> [What to do]:
In the mailing-list message below about Slavic influence in the Balkans, besides *Ur, what other Proto-Slavic reflex of PIE *r. is mentioned?

> [Excerpt provided]:

Re: the slavic influence in Balkans

From: sergejus_tarasovas
Message: 14197
Date: 2002-08-01

--- In cybalist@..., "richardwordingham" <richard.wordingham@...>
wrote:
> Are you saying Proto-Slavic *tUrgU became Old Slavonic trUgU, where
>U
> is the very short vowel ('jer')?

Exactly.

> I am presuming that Proto-Slavonic /Ur/ < PIE /r./,
> where 'r.' denotes the syllabic liquid.

Yes, and *Ur can also continue Late PIE *ur (with short *u), but,
oddly enough, PIE *r. can also be reflected as *Ir in Proto-Slavic.
There were much speculation on that issue, but my impression is that
attemts to find a strict phonological rule that would predict *Ir or
*Ur have failed (the same chaos we have with Baltic _ur_ or _ir_,
reflecting PIE *r.).

> [Data provided]:

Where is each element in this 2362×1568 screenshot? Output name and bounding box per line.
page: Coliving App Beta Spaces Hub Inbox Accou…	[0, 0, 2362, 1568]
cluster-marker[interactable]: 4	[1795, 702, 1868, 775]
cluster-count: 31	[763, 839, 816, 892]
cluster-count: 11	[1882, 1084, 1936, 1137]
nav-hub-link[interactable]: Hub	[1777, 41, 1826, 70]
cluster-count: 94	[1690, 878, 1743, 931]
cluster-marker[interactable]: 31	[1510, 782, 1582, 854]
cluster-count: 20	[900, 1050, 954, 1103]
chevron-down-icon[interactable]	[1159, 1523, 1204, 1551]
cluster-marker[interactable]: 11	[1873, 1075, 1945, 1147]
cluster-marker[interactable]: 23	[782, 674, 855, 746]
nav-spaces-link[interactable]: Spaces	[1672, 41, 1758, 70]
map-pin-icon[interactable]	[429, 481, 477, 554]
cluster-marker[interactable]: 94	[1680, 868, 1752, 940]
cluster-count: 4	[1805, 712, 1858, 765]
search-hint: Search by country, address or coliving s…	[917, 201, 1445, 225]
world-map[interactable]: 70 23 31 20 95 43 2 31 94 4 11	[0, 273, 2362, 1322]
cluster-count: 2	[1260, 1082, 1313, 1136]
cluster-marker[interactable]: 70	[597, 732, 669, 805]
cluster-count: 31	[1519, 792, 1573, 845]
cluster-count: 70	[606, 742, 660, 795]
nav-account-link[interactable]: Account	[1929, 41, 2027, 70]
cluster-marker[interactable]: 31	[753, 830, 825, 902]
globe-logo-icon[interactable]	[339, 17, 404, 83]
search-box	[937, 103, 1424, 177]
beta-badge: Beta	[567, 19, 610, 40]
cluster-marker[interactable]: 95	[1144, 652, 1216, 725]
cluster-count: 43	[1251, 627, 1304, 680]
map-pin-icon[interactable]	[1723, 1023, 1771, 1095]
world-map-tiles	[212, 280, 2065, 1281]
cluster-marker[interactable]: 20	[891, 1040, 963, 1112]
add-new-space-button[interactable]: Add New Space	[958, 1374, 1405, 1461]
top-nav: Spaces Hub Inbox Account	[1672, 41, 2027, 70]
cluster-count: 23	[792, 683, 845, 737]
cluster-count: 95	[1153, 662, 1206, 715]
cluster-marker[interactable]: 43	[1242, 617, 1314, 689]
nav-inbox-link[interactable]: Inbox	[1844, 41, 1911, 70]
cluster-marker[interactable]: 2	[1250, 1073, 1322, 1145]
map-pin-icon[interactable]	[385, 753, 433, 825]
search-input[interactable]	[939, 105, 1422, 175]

> [Response to the exercise]:
PIE *r. can also be reflected as *Ir in Proto-Slavic.